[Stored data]
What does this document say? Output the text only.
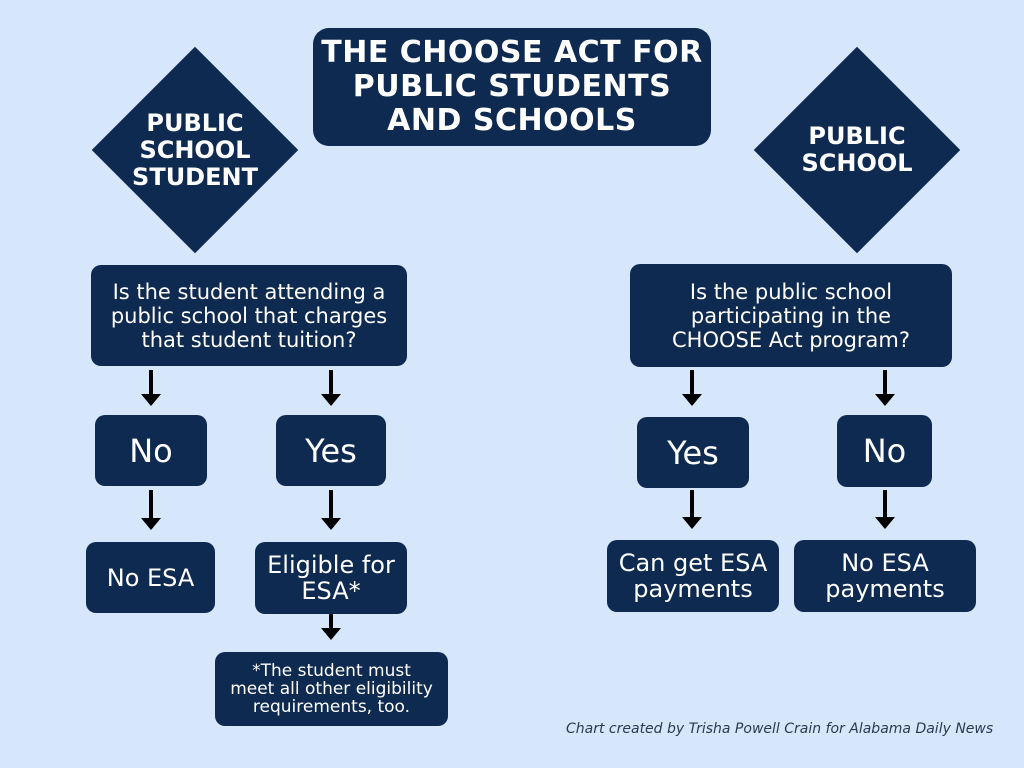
THE CHOOSE ACT FOR
PUBLIC STUDENTS
AND SCHOOLS
PUBLIC
SCHOOL
STUDENT
PUBLIC
SCHOOL
Is the student attending a
public school that charges
that student tuition?
No	Yes
No ESA	Eligible for
ESA*
*The student must
meet all other eligibility
requirements, too.
Is the public school
participating in the
CHOOSE Act program?
Yes	No
Can get ESA
payments
No ESA
payments
Chart created by Trisha Powell Crain for Alabama Daily News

REQUIRED WORK:
Scan the listing above and identify each line holding the string "that"; copy every such line.

TASK SOLUTION:
public school that charges
that student tuition?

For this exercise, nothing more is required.